====== GIVEN DATA
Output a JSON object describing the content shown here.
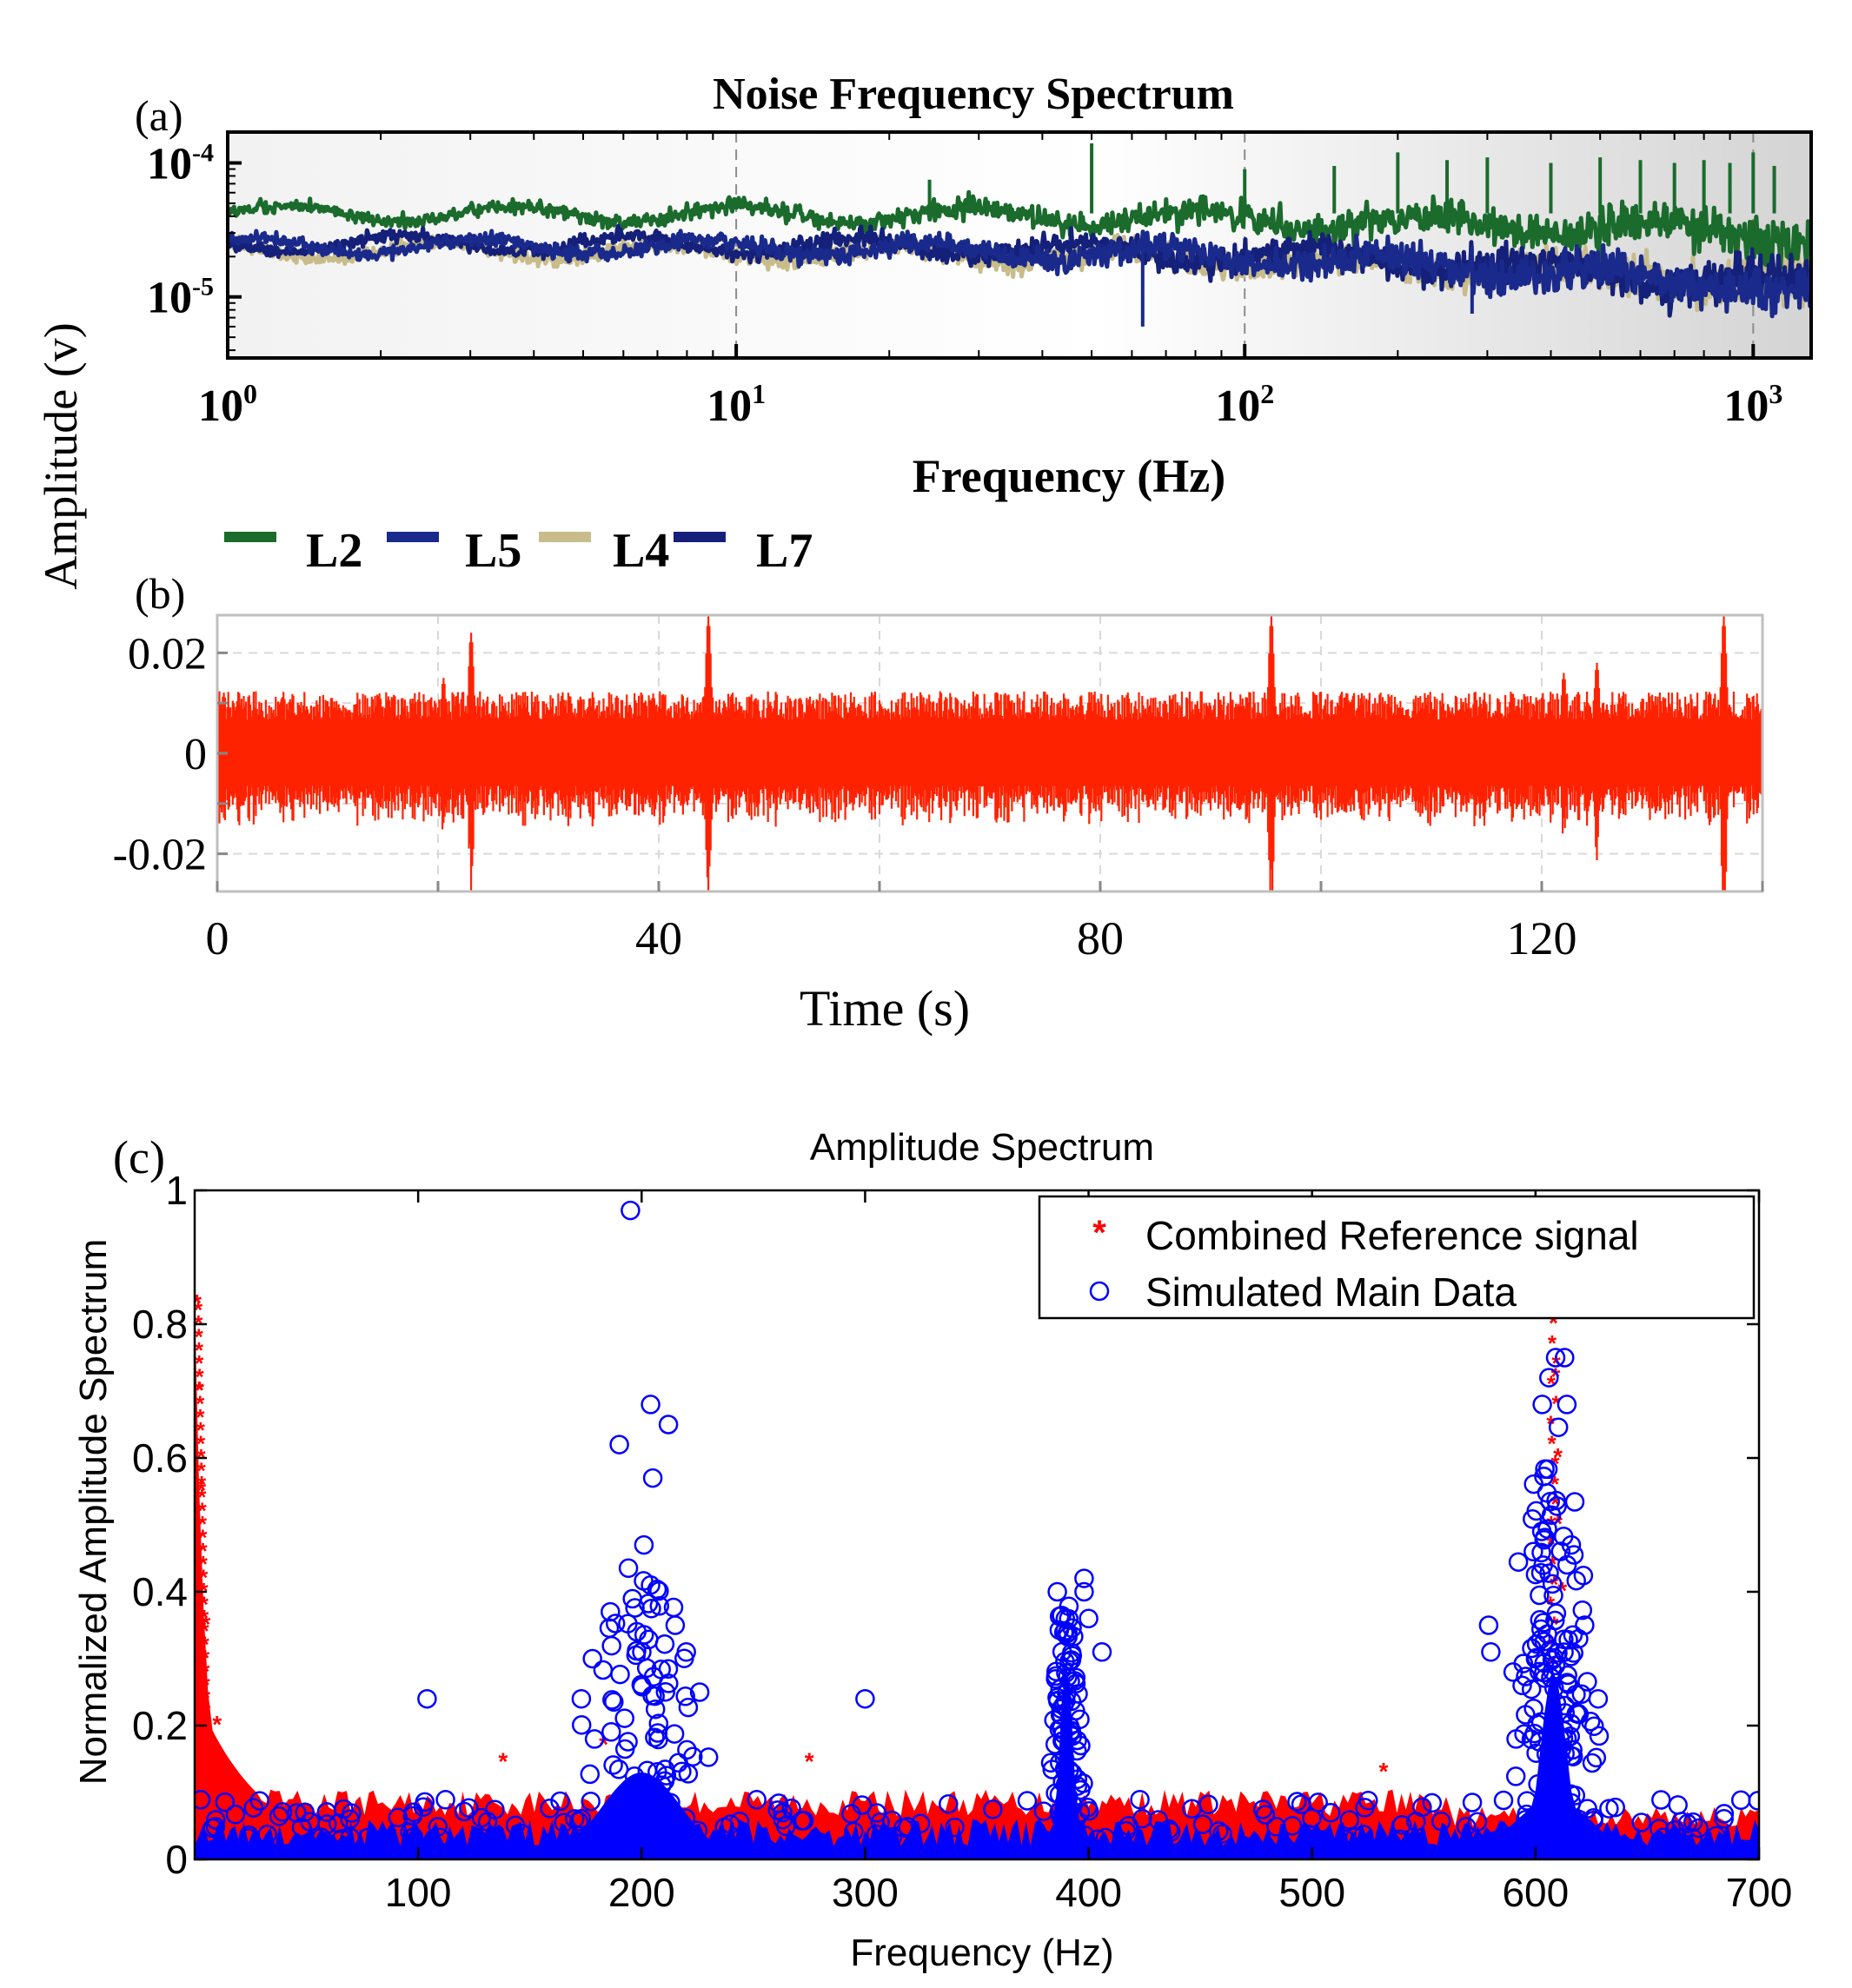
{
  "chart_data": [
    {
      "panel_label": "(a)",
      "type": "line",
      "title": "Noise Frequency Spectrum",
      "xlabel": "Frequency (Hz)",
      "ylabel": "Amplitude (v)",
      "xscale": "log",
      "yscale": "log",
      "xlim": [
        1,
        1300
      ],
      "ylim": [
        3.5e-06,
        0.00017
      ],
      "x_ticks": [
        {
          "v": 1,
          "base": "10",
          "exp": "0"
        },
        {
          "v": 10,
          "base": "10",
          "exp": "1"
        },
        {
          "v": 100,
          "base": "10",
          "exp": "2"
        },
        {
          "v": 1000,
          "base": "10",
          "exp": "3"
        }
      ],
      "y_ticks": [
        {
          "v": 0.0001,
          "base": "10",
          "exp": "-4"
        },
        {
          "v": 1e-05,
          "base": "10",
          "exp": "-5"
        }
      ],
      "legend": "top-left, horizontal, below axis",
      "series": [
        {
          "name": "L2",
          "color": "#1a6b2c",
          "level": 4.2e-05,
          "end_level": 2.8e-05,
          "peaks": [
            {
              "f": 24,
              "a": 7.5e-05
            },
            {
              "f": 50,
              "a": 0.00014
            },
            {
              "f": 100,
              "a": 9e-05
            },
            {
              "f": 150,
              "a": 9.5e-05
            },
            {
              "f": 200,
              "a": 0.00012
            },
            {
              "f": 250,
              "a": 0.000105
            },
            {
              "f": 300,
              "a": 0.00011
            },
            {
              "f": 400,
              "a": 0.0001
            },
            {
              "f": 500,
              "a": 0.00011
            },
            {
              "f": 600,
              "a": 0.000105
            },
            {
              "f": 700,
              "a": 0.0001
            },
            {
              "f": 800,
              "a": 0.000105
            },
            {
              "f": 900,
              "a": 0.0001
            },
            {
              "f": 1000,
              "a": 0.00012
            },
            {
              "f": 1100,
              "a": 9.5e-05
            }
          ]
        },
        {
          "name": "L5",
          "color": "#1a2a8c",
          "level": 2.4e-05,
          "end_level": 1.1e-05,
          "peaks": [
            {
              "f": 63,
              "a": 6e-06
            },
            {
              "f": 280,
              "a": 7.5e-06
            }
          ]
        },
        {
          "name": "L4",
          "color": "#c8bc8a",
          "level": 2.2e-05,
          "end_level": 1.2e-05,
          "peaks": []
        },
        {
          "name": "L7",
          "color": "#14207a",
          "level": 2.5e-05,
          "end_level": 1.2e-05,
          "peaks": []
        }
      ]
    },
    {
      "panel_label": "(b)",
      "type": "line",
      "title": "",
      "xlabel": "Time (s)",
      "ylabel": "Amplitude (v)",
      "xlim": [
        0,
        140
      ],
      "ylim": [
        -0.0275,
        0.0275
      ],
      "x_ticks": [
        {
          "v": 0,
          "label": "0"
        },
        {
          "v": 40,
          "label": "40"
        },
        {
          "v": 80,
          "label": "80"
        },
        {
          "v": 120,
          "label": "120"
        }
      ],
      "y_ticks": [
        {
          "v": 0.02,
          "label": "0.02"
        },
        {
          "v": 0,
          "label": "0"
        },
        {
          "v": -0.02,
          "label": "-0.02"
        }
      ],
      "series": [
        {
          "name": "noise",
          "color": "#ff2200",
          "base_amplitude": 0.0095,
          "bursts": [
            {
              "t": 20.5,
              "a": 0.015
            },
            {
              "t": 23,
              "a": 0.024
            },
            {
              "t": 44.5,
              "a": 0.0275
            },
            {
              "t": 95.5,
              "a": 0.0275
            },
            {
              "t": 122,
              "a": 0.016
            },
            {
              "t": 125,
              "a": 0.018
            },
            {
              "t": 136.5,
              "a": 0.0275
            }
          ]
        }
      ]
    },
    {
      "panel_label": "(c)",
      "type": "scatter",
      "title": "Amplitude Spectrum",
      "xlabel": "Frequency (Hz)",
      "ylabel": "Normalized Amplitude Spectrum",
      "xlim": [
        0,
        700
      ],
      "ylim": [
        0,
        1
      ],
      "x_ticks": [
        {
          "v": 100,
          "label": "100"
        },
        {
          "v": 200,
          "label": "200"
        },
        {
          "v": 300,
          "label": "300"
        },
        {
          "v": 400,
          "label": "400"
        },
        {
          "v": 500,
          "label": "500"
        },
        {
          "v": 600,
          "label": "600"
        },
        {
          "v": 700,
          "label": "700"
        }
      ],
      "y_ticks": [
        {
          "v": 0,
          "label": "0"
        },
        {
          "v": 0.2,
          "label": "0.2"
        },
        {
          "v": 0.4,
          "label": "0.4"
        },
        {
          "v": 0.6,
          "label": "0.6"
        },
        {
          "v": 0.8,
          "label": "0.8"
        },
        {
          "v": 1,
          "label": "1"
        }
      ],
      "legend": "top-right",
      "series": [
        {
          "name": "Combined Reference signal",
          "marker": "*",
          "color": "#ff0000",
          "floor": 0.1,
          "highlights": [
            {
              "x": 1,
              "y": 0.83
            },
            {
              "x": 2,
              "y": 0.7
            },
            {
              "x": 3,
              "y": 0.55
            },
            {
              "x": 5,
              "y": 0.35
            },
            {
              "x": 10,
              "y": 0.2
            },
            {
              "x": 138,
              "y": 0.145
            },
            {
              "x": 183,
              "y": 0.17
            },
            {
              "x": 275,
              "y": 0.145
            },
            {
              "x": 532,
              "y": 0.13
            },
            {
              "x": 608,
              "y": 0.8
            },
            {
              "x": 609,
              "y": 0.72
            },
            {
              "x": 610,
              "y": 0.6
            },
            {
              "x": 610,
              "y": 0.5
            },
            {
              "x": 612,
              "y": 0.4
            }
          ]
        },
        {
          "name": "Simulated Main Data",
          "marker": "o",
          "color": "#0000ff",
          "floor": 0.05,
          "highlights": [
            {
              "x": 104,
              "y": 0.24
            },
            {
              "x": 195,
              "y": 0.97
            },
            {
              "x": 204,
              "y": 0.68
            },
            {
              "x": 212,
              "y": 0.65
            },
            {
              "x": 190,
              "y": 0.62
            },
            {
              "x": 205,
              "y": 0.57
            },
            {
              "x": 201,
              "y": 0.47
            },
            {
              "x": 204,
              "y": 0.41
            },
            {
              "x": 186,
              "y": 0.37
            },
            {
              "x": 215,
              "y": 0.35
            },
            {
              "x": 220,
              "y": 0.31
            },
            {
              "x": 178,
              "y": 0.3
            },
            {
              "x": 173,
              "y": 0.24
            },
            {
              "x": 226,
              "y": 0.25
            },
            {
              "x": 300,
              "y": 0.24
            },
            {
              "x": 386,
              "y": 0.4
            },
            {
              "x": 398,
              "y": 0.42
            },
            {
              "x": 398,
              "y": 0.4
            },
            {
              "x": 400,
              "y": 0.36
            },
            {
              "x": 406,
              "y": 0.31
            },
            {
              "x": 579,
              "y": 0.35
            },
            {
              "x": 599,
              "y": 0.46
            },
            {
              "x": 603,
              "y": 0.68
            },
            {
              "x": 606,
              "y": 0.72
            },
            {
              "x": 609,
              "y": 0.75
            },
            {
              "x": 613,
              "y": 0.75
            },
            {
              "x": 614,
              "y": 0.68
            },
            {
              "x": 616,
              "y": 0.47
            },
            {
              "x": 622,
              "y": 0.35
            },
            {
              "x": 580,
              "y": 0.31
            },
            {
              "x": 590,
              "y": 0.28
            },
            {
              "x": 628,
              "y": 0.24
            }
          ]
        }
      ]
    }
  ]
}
============
# SET TASK
Without the pictures, output the full listing exactly as it stands.

# WRITTEN SOLUTION
Output a JSON object describing the content shown here.
{
  "chart_data": [
    {
      "panel_label": "(a)",
      "type": "line",
      "title": "Noise Frequency Spectrum",
      "xlabel": "Frequency (Hz)",
      "ylabel": "Amplitude (v)",
      "xscale": "log",
      "yscale": "log",
      "xlim": [
        1,
        1300
      ],
      "ylim": [
        3.5e-06,
        0.00017
      ],
      "x_ticks": [
        {
          "v": 1,
          "base": "10",
          "exp": "0"
        },
        {
          "v": 10,
          "base": "10",
          "exp": "1"
        },
        {
          "v": 100,
          "base": "10",
          "exp": "2"
        },
        {
          "v": 1000,
          "base": "10",
          "exp": "3"
        }
      ],
      "y_ticks": [
        {
          "v": 0.0001,
          "base": "10",
          "exp": "-4"
        },
        {
          "v": 1e-05,
          "base": "10",
          "exp": "-5"
        }
      ],
      "legend": "top-left, horizontal, below axis",
      "series": [
        {
          "name": "L2",
          "color": "#1a6b2c",
          "level": 4.2e-05,
          "end_level": 2.8e-05,
          "peaks": [
            {
              "f": 24,
              "a": 7.5e-05
            },
            {
              "f": 50,
              "a": 0.00014
            },
            {
              "f": 100,
              "a": 9e-05
            },
            {
              "f": 150,
              "a": 9.5e-05
            },
            {
              "f": 200,
              "a": 0.00012
            },
            {
              "f": 250,
              "a": 0.000105
            },
            {
              "f": 300,
              "a": 0.00011
            },
            {
              "f": 400,
              "a": 0.0001
            },
            {
              "f": 500,
              "a": 0.00011
            },
            {
              "f": 600,
              "a": 0.000105
            },
            {
              "f": 700,
              "a": 0.0001
            },
            {
              "f": 800,
              "a": 0.000105
            },
            {
              "f": 900,
              "a": 0.0001
            },
            {
              "f": 1000,
              "a": 0.00012
            },
            {
              "f": 1100,
              "a": 9.5e-05
            }
          ]
        },
        {
          "name": "L5",
          "color": "#1a2a8c",
          "level": 2.4e-05,
          "end_level": 1.1e-05,
          "peaks": [
            {
              "f": 63,
              "a": 6e-06
            },
            {
              "f": 280,
              "a": 7.5e-06
            }
          ]
        },
        {
          "name": "L4",
          "color": "#c8bc8a",
          "level": 2.2e-05,
          "end_level": 1.2e-05,
          "peaks": []
        },
        {
          "name": "L7",
          "color": "#14207a",
          "level": 2.5e-05,
          "end_level": 1.2e-05,
          "peaks": []
        }
      ]
    },
    {
      "panel_label": "(b)",
      "type": "line",
      "title": "",
      "xlabel": "Time (s)",
      "ylabel": "Amplitude (v)",
      "xlim": [
        0,
        140
      ],
      "ylim": [
        -0.0275,
        0.0275
      ],
      "x_ticks": [
        {
          "v": 0,
          "label": "0"
        },
        {
          "v": 40,
          "label": "40"
        },
        {
          "v": 80,
          "label": "80"
        },
        {
          "v": 120,
          "label": "120"
        }
      ],
      "y_ticks": [
        {
          "v": 0.02,
          "label": "0.02"
        },
        {
          "v": 0,
          "label": "0"
        },
        {
          "v": -0.02,
          "label": "-0.02"
        }
      ],
      "series": [
        {
          "name": "noise",
          "color": "#ff2200",
          "base_amplitude": 0.0095,
          "bursts": [
            {
              "t": 20.5,
              "a": 0.015
            },
            {
              "t": 23,
              "a": 0.024
            },
            {
              "t": 44.5,
              "a": 0.0275
            },
            {
              "t": 95.5,
              "a": 0.0275
            },
            {
              "t": 122,
              "a": 0.016
            },
            {
              "t": 125,
              "a": 0.018
            },
            {
              "t": 136.5,
              "a": 0.0275
            }
          ]
        }
      ]
    },
    {
      "panel_label": "(c)",
      "type": "scatter",
      "title": "Amplitude Spectrum",
      "xlabel": "Frequency (Hz)",
      "ylabel": "Normalized Amplitude Spectrum",
      "xlim": [
        0,
        700
      ],
      "ylim": [
        0,
        1
      ],
      "x_ticks": [
        {
          "v": 100,
          "label": "100"
        },
        {
          "v": 200,
          "label": "200"
        },
        {
          "v": 300,
          "label": "300"
        },
        {
          "v": 400,
          "label": "400"
        },
        {
          "v": 500,
          "label": "500"
        },
        {
          "v": 600,
          "label": "600"
        },
        {
          "v": 700,
          "label": "700"
        }
      ],
      "y_ticks": [
        {
          "v": 0,
          "label": "0"
        },
        {
          "v": 0.2,
          "label": "0.2"
        },
        {
          "v": 0.4,
          "label": "0.4"
        },
        {
          "v": 0.6,
          "label": "0.6"
        },
        {
          "v": 0.8,
          "label": "0.8"
        },
        {
          "v": 1,
          "label": "1"
        }
      ],
      "legend": "top-right",
      "series": [
        {
          "name": "Combined Reference signal",
          "marker": "*",
          "color": "#ff0000",
          "floor": 0.1,
          "highlights": [
            {
              "x": 1,
              "y": 0.83
            },
            {
              "x": 2,
              "y": 0.7
            },
            {
              "x": 3,
              "y": 0.55
            },
            {
              "x": 5,
              "y": 0.35
            },
            {
              "x": 10,
              "y": 0.2
            },
            {
              "x": 138,
              "y": 0.145
            },
            {
              "x": 183,
              "y": 0.17
            },
            {
              "x": 275,
              "y": 0.145
            },
            {
              "x": 532,
              "y": 0.13
            },
            {
              "x": 608,
              "y": 0.8
            },
            {
              "x": 609,
              "y": 0.72
            },
            {
              "x": 610,
              "y": 0.6
            },
            {
              "x": 610,
              "y": 0.5
            },
            {
              "x": 612,
              "y": 0.4
            }
          ]
        },
        {
          "name": "Simulated Main Data",
          "marker": "o",
          "color": "#0000ff",
          "floor": 0.05,
          "highlights": [
            {
              "x": 104,
              "y": 0.24
            },
            {
              "x": 195,
              "y": 0.97
            },
            {
              "x": 204,
              "y": 0.68
            },
            {
              "x": 212,
              "y": 0.65
            },
            {
              "x": 190,
              "y": 0.62
            },
            {
              "x": 205,
              "y": 0.57
            },
            {
              "x": 201,
              "y": 0.47
            },
            {
              "x": 204,
              "y": 0.41
            },
            {
              "x": 186,
              "y": 0.37
            },
            {
              "x": 215,
              "y": 0.35
            },
            {
              "x": 220,
              "y": 0.31
            },
            {
              "x": 178,
              "y": 0.3
            },
            {
              "x": 173,
              "y": 0.24
            },
            {
              "x": 226,
              "y": 0.25
            },
            {
              "x": 300,
              "y": 0.24
            },
            {
              "x": 386,
              "y": 0.4
            },
            {
              "x": 398,
              "y": 0.42
            },
            {
              "x": 398,
              "y": 0.4
            },
            {
              "x": 400,
              "y": 0.36
            },
            {
              "x": 406,
              "y": 0.31
            },
            {
              "x": 579,
              "y": 0.35
            },
            {
              "x": 599,
              "y": 0.46
            },
            {
              "x": 603,
              "y": 0.68
            },
            {
              "x": 606,
              "y": 0.72
            },
            {
              "x": 609,
              "y": 0.75
            },
            {
              "x": 613,
              "y": 0.75
            },
            {
              "x": 614,
              "y": 0.68
            },
            {
              "x": 616,
              "y": 0.47
            },
            {
              "x": 622,
              "y": 0.35
            },
            {
              "x": 580,
              "y": 0.31
            },
            {
              "x": 590,
              "y": 0.28
            },
            {
              "x": 628,
              "y": 0.24
            }
          ]
        }
      ]
    }
  ]
}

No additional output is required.